DIRECTION:
Print the entire listing. Each line must match the original exactly.

====

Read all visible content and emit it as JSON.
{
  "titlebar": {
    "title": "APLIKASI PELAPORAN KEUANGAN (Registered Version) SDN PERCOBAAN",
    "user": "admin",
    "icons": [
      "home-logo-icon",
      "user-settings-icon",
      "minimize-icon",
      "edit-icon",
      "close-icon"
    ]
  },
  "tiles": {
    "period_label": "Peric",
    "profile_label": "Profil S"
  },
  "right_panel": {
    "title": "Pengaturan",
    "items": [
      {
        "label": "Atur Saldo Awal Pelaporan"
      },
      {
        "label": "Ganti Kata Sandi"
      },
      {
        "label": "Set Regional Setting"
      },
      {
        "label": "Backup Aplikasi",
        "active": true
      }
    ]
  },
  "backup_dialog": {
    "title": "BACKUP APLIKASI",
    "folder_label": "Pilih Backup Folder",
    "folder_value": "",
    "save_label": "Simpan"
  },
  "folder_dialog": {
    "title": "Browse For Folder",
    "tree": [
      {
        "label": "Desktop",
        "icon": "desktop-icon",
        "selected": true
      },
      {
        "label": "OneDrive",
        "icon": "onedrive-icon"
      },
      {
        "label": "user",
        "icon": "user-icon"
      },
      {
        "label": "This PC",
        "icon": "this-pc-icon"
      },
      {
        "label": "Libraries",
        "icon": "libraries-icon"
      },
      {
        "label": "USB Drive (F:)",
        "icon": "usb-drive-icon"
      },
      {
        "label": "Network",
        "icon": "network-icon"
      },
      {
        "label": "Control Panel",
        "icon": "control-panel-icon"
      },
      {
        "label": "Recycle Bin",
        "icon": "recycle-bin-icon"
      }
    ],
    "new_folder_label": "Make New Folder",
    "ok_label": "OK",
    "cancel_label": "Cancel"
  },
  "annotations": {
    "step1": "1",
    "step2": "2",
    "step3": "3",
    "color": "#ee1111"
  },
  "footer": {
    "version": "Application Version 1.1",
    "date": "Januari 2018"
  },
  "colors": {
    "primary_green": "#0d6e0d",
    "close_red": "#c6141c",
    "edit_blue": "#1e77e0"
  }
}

====

COMPLETED TASK:
Read all visible content and emit it as JSON.
{
  "titlebar": {
    "title": "APLIKASI PELAPORAN KEUANGAN (Registered Version) SDN PERCOBAAN",
    "user": "admin",
    "icons": [
      "home-logo-icon",
      "user-settings-icon",
      "minimize-icon",
      "edit-icon",
      "close-icon"
    ]
  },
  "tiles": {
    "period_label": "Peric",
    "profile_label": "Profil S"
  },
  "right_panel": {
    "title": "Pengaturan",
    "items": [
      {
        "label": "Atur Saldo Awal Pelaporan"
      },
      {
        "label": "Ganti Kata Sandi"
      },
      {
        "label": "Set Regional Setting"
      },
      {
        "label": "Backup Aplikasi",
        "active": true
      }
    ]
  },
  "backup_dialog": {
    "title": "BACKUP APLIKASI",
    "folder_label": "Pilih Backup Folder",
    "folder_value": "",
    "save_label": "Simpan"
  },
  "folder_dialog": {
    "title": "Browse For Folder",
    "tree": [
      {
        "label": "Desktop",
        "icon": "desktop-icon",
        "selected": true
      },
      {
        "label": "OneDrive",
        "icon": "onedrive-icon"
      },
      {
        "label": "user",
        "icon": "user-icon"
      },
      {
        "label": "This PC",
        "icon": "this-pc-icon"
      },
      {
        "label": "Libraries",
        "icon": "libraries-icon"
      },
      {
        "label": "USB Drive (F:)",
        "icon": "usb-drive-icon"
      },
      {
        "label": "Network",
        "icon": "network-icon"
      },
      {
        "label": "Control Panel",
        "icon": "control-panel-icon"
      },
      {
        "label": "Recycle Bin",
        "icon": "recycle-bin-icon"
      }
    ],
    "new_folder_label": "Make New Folder",
    "ok_label": "OK",
    "cancel_label": "Cancel"
  },
  "annotations": {
    "step1": "1",
    "step2": "2",
    "step3": "3",
    "color": "#ee1111"
  },
  "footer": {
    "version": "Application Version 1.1",
    "date": "Januari 2018"
  },
  "colors": {
    "primary_green": "#0d6e0d",
    "close_red": "#c6141c",
    "edit_blue": "#1e77e0"
  }
}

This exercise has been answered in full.